* start SUPPLIED DATA *
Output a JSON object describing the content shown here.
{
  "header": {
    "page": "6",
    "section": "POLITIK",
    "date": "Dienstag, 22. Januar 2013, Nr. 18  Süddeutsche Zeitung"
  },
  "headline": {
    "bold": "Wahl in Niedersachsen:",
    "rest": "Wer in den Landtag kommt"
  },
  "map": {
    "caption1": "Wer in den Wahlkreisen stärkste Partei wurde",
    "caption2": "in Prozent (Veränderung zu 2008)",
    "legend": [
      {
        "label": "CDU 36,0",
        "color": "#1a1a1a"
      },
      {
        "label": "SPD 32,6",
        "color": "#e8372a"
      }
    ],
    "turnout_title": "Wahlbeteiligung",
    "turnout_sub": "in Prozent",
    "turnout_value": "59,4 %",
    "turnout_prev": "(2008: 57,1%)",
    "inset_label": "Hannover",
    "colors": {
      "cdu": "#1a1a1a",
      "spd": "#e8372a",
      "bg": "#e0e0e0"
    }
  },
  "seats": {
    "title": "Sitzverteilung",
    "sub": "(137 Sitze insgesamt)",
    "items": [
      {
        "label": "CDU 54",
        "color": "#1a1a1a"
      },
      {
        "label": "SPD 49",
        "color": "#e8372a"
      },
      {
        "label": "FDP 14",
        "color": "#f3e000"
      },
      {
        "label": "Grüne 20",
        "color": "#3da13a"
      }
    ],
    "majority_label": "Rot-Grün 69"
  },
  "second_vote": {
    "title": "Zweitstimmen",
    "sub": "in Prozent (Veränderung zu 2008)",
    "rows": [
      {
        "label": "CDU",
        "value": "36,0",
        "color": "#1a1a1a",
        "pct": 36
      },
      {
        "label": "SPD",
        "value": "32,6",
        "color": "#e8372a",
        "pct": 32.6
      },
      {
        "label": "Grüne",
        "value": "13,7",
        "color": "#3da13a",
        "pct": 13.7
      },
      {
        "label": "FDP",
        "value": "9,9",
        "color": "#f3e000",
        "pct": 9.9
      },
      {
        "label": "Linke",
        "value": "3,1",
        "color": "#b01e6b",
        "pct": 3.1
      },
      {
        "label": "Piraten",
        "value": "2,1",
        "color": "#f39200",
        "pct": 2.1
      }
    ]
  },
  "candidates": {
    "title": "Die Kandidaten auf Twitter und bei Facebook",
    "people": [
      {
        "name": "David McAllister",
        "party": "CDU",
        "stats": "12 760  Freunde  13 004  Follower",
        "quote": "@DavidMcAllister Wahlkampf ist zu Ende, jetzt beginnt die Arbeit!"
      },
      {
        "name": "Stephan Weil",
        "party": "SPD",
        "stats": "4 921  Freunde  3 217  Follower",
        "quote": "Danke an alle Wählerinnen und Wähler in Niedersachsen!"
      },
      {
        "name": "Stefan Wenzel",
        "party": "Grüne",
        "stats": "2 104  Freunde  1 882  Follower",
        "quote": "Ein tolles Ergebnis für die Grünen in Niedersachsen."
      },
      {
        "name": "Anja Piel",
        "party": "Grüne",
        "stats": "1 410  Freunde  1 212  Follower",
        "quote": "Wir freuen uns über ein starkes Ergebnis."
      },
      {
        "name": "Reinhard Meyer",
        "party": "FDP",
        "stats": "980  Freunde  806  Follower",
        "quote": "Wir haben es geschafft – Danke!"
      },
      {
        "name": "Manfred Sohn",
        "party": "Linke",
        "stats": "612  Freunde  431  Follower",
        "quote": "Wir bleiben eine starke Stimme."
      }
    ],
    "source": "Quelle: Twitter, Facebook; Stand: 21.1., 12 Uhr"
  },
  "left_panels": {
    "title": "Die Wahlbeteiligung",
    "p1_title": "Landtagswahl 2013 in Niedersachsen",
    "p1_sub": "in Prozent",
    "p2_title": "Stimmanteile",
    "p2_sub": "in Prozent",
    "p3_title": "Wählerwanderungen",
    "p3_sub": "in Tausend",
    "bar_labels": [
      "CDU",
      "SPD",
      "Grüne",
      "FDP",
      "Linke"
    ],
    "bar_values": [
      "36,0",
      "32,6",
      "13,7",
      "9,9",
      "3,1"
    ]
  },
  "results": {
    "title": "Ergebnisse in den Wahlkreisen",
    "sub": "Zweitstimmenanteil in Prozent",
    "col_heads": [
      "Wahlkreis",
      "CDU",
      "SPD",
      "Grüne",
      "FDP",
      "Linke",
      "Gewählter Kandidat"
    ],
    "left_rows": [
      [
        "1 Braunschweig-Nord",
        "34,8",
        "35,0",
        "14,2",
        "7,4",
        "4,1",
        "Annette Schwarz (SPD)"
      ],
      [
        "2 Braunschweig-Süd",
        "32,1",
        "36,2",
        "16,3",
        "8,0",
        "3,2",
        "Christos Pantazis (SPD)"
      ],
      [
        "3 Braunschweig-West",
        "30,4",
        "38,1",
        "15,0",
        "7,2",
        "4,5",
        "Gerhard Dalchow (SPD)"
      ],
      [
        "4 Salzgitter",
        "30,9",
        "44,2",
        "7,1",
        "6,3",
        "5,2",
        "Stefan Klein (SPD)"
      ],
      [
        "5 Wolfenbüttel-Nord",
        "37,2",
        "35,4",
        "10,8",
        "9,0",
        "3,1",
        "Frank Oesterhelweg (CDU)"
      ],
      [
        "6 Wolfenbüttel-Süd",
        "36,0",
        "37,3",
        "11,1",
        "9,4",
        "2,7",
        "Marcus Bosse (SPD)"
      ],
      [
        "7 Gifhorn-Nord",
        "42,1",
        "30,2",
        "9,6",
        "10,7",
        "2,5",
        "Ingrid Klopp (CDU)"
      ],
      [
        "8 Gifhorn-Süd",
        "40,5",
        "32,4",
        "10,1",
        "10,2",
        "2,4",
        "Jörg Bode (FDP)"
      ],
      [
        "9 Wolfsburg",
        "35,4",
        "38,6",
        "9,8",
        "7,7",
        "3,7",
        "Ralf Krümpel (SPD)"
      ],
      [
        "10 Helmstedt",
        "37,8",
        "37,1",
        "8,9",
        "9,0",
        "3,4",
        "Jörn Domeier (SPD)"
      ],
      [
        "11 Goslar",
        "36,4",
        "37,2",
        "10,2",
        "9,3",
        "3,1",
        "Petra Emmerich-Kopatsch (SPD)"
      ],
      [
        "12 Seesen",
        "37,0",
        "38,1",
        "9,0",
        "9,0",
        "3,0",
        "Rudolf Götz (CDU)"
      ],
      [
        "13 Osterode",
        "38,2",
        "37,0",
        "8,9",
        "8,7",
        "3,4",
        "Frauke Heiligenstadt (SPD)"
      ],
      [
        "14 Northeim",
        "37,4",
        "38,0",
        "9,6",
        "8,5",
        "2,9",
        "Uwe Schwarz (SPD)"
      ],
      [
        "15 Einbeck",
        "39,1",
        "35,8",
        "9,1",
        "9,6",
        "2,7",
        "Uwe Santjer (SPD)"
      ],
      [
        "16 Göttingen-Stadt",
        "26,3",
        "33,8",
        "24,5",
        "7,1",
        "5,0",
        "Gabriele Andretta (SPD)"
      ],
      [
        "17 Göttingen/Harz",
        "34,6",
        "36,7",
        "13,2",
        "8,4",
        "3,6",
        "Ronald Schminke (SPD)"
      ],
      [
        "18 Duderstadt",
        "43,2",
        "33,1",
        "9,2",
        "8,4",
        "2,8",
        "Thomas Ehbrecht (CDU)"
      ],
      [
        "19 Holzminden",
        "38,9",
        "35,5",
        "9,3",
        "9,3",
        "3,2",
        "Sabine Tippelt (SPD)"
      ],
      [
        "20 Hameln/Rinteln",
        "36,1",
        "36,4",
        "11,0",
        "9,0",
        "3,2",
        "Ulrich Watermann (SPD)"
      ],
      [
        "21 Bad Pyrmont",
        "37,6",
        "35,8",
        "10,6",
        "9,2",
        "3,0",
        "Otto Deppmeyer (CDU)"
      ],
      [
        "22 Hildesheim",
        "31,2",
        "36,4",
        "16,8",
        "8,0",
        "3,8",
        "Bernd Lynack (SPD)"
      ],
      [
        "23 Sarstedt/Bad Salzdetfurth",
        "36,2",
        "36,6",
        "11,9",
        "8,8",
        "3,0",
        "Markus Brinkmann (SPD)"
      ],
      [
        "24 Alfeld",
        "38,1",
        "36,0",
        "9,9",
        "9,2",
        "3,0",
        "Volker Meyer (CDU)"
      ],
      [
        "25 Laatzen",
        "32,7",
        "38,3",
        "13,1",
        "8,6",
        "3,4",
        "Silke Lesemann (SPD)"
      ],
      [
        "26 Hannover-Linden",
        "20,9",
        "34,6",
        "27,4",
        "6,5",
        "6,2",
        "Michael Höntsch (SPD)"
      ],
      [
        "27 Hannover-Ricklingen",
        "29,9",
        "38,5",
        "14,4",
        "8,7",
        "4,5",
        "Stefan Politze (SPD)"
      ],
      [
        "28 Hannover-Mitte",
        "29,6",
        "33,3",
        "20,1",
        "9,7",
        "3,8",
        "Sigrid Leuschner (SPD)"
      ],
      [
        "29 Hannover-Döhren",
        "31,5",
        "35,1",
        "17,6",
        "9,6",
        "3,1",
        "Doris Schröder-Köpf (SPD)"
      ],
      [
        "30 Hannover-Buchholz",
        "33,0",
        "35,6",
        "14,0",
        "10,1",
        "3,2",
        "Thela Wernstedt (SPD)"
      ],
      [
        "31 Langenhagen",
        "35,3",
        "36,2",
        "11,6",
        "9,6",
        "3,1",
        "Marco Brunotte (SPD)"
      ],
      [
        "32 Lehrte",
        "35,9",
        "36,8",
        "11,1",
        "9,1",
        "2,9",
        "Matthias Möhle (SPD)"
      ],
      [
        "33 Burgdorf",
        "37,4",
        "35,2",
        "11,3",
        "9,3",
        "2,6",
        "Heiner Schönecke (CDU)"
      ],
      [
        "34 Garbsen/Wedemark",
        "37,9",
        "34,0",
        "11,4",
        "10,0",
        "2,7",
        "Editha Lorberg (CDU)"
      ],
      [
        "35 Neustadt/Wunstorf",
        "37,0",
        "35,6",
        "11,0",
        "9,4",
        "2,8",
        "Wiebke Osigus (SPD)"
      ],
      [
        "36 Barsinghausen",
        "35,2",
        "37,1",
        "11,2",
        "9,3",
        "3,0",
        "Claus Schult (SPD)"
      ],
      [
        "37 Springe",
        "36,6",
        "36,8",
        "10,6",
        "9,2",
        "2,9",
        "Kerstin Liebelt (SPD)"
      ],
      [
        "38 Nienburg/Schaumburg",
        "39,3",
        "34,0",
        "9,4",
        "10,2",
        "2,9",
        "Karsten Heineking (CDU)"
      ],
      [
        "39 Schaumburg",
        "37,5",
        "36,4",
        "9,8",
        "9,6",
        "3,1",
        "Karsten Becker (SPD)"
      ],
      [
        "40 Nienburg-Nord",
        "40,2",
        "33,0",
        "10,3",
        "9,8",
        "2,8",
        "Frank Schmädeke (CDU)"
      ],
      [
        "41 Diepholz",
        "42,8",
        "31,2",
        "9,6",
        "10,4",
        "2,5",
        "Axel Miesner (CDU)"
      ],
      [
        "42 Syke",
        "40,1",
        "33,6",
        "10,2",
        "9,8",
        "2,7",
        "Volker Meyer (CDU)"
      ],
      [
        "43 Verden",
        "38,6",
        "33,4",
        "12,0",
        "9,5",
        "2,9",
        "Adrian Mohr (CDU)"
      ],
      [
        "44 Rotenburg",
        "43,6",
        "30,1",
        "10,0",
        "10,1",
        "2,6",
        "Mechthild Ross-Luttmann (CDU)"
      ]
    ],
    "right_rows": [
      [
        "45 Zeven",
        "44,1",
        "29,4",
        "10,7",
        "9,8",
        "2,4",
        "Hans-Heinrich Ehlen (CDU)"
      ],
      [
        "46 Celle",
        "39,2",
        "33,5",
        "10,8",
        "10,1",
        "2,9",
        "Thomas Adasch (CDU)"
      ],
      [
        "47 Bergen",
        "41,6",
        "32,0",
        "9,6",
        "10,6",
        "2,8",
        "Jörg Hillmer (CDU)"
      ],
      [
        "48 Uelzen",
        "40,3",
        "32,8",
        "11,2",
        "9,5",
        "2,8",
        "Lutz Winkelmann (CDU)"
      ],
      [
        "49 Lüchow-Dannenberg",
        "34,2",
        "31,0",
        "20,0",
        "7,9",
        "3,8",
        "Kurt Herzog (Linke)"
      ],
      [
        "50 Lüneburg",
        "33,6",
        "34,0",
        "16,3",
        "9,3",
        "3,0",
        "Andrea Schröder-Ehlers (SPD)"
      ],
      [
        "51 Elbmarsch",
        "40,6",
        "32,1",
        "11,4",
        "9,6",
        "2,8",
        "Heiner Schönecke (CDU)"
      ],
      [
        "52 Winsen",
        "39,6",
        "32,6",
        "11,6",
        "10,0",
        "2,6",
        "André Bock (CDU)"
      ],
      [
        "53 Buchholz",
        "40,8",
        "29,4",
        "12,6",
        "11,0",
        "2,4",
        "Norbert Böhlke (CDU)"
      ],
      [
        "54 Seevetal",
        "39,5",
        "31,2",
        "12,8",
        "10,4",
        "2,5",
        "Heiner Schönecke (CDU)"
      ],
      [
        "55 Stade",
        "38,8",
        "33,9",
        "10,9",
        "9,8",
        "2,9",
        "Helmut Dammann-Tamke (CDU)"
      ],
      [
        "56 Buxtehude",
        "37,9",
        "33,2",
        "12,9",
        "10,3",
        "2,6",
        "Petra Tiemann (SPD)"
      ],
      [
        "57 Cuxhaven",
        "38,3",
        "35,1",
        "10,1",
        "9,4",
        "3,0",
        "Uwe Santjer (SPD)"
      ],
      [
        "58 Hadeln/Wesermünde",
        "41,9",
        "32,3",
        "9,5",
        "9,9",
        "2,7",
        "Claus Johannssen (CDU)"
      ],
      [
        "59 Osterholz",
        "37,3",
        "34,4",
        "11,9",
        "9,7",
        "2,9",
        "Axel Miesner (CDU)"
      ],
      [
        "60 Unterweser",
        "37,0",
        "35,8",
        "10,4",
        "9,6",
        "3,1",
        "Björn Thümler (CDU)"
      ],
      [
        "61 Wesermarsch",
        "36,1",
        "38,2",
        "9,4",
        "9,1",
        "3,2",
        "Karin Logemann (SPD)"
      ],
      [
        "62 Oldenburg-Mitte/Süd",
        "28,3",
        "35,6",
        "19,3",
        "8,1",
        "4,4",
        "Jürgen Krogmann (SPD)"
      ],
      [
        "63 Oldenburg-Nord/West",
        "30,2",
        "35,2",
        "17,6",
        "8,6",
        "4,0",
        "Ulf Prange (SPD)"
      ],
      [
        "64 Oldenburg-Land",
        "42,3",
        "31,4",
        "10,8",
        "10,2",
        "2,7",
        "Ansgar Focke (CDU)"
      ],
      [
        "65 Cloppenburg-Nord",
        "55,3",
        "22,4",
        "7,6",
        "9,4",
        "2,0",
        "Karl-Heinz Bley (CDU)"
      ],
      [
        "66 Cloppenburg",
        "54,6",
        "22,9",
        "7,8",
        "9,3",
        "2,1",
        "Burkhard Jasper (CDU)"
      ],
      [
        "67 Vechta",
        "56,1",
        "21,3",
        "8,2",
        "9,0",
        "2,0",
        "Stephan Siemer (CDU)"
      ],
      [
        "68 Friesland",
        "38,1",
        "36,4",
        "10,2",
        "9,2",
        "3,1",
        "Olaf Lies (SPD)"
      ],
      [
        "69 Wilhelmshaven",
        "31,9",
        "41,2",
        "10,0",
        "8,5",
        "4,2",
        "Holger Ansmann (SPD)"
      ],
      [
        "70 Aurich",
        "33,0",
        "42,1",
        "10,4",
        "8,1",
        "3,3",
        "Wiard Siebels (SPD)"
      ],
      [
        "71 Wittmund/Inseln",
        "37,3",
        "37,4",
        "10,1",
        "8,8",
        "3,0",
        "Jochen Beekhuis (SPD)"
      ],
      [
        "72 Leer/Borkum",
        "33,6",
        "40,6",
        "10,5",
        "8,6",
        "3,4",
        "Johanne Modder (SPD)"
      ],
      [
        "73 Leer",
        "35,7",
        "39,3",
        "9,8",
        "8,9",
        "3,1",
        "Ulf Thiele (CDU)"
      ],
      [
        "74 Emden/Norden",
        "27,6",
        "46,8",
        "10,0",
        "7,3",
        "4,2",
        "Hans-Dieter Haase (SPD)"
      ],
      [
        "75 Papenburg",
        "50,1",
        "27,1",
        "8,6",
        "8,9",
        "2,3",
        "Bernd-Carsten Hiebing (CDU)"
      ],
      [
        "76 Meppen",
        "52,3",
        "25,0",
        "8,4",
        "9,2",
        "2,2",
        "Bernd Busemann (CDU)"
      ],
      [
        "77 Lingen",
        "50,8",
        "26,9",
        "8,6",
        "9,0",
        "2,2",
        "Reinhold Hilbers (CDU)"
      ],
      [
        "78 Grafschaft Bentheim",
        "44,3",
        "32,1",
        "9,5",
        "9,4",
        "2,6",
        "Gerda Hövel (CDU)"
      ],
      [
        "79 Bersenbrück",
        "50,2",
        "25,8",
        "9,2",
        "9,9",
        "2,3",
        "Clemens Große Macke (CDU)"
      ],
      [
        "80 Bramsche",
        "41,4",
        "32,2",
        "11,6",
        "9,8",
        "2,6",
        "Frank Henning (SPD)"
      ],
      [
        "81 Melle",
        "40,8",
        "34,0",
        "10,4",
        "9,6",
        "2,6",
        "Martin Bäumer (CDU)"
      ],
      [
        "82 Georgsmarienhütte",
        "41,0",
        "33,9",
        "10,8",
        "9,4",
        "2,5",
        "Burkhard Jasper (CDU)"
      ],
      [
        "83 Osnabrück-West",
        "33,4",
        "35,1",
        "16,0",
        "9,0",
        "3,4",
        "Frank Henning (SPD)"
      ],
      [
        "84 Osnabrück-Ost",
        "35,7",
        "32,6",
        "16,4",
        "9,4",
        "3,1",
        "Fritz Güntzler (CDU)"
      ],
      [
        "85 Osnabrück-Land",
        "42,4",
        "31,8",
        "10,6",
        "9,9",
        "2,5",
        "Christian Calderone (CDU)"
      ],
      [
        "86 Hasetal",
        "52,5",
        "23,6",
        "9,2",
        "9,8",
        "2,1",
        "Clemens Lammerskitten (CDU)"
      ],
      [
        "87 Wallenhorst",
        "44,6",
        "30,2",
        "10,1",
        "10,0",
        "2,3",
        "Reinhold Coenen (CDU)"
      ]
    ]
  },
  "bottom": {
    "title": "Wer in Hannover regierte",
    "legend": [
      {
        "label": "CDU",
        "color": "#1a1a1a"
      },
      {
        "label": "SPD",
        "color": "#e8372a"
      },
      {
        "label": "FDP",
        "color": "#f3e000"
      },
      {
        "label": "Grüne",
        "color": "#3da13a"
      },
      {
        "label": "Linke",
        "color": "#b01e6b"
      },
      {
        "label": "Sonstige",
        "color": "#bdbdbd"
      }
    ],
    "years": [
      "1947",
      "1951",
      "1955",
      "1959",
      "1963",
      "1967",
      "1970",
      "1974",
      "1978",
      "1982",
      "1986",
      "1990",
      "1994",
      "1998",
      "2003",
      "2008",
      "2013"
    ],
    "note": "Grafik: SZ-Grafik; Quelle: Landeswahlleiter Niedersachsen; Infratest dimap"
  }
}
* end SUPPLIED DATA *
• **GIVEN REQUEST**:
Look through the entries and return every line where "party" appears.

• **TASK OUTPUT**:
        "party": "CDU",
        "party": "SPD",
        "party": "Grüne",
        "party": "Grüne",
        "party": "FDP",
        "party": "Linke",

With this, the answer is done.